Consignes
• a. Relevez toutes les questions de la préface sur Monsieur B., c'est-à-dire chaque passage qui se termine par un point d'interrogation.
• b. Réécrivez en liste numérotée les lignes fournies, depuis la toute première jusqu'à celle qui contient « y-tick-label: 10% [32, 134, 59, 148] », incluse.

Extrait choisi
============
Les étiquettes : biographie de Monsieur B.

biographie de Mr B. racontée par Mr B. et écrite par Mr V

Préface

Comment se détacher de l’image que nous renvoyons aux autres ?

Certains de nos actes nous définissent aux yeux des autres, mais cette image est parfois ternie par des choix qui, si l’on pouvait retourner en arrière, nous n’aurions sans doute pas fait. Je suis en face de Monsieur B. qui voudrait que l’on raconte son histoire pour que d’autres ne fassent pas les mêmes erreurs que lui. Mais pour ma part, ça va au-delà du message de prévention.

Je voudrais que par le récit de son histoire, on dépasse les préjugés dont il est la cible et qu’il reprenne confiance en lui afin qu’il puisse se reconstruire.

Au fur et à mesure de nos échanges, il m’est apparu profondément sensible et curieux de mieux se connaître lui-même.

Alors que certains me disaient de me méfier de lui car il était « fiché S » et condamné pour terrorisme, j’essayais de faire la part des choses afin de comprendre les mécanismes et les engrenages dans lesquels il s’était trouvé et qui l’avaient amené en prison.

Nous avions tous les deux suivi un cours de français dans lequel nous avions abordé le sujet de philosophie suivant : « suis-je toujours le même ? » et parmi les conclusions, il y en a une qui avait recueilli l’unanimité parmi les participants du cours ; personne ne voulait que les autres nous définissent uniquement sur nos actes passés. Alors comment tirer profit de nos échecs passés ?
============
Matériel fourni
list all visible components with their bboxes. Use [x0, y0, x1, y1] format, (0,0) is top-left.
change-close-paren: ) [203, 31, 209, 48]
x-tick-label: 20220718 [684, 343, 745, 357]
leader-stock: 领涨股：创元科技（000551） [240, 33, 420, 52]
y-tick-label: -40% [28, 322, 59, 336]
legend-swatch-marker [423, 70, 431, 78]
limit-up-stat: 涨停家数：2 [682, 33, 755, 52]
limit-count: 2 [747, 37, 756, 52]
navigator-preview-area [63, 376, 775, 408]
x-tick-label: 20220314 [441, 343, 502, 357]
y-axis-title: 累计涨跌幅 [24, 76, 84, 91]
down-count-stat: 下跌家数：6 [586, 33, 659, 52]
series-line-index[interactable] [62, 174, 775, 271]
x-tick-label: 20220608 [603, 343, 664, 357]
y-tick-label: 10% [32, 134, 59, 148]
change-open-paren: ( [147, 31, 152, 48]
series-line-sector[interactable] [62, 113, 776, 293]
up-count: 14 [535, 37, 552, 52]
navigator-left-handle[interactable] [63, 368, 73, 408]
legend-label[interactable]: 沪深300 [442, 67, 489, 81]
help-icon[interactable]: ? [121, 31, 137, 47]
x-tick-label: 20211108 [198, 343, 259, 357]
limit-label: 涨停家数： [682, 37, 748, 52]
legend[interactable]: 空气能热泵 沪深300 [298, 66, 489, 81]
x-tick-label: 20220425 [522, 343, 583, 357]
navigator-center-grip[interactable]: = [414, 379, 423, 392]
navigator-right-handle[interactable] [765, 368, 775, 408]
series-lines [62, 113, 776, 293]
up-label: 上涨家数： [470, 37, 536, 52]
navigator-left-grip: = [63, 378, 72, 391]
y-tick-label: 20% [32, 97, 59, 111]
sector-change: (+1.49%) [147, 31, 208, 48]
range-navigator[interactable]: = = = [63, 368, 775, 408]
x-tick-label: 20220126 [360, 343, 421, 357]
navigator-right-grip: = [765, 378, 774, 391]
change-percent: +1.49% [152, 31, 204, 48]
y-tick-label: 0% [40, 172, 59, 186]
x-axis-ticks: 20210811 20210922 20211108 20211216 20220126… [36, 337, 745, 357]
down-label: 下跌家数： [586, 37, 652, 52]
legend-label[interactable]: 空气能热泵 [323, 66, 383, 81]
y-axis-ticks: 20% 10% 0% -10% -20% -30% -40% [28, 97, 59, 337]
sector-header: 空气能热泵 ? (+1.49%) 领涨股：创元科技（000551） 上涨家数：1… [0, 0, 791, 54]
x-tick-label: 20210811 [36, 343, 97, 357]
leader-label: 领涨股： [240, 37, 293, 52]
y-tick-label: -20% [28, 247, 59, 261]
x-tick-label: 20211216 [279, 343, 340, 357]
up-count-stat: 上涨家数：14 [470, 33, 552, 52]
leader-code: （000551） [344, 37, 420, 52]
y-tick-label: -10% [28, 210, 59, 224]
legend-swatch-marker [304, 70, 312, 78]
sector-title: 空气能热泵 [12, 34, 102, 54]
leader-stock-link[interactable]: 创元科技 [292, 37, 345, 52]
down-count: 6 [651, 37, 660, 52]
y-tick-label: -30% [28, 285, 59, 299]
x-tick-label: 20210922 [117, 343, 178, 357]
============
Réponses
• a.
- Comment se détacher de l'image que nous renvoyons aux autres ?
- suis-je toujours le même ?
- Alors comment tirer profit de nos échecs passés ?

• b.
1. list all visible components with their bboxes. Use [x0, y0, x1, y1] format, (0,0) is top-left.
2. change-close-paren: ) [203, 31, 209, 48]
3. x-tick-label: 20220718 [684, 343, 745, 357]
4. leader-stock: 领涨股：创元科技（000551） [240, 33, 420, 52]
5. y-tick-label: -40% [28, 322, 59, 336]
6. legend-swatch-marker [423, 70, 431, 78]
7. limit-up-stat: 涨停家数：2 [682, 33, 755, 52]
8. limit-count: 2 [747, 37, 756, 52]
9. navigator-preview-area [63, 376, 775, 408]
10. x-tick-label: 20220314 [441, 343, 502, 357]
11. y-axis-title: 累计涨跌幅 [24, 76, 84, 91]
12. down-count-stat: 下跌家数：6 [586, 33, 659, 52]
13. series-line-index[interactable] [62, 174, 775, 271]
14. x-tick-label: 20220608 [603, 343, 664, 357]
15. y-tick-label: 10% [32, 134, 59, 148]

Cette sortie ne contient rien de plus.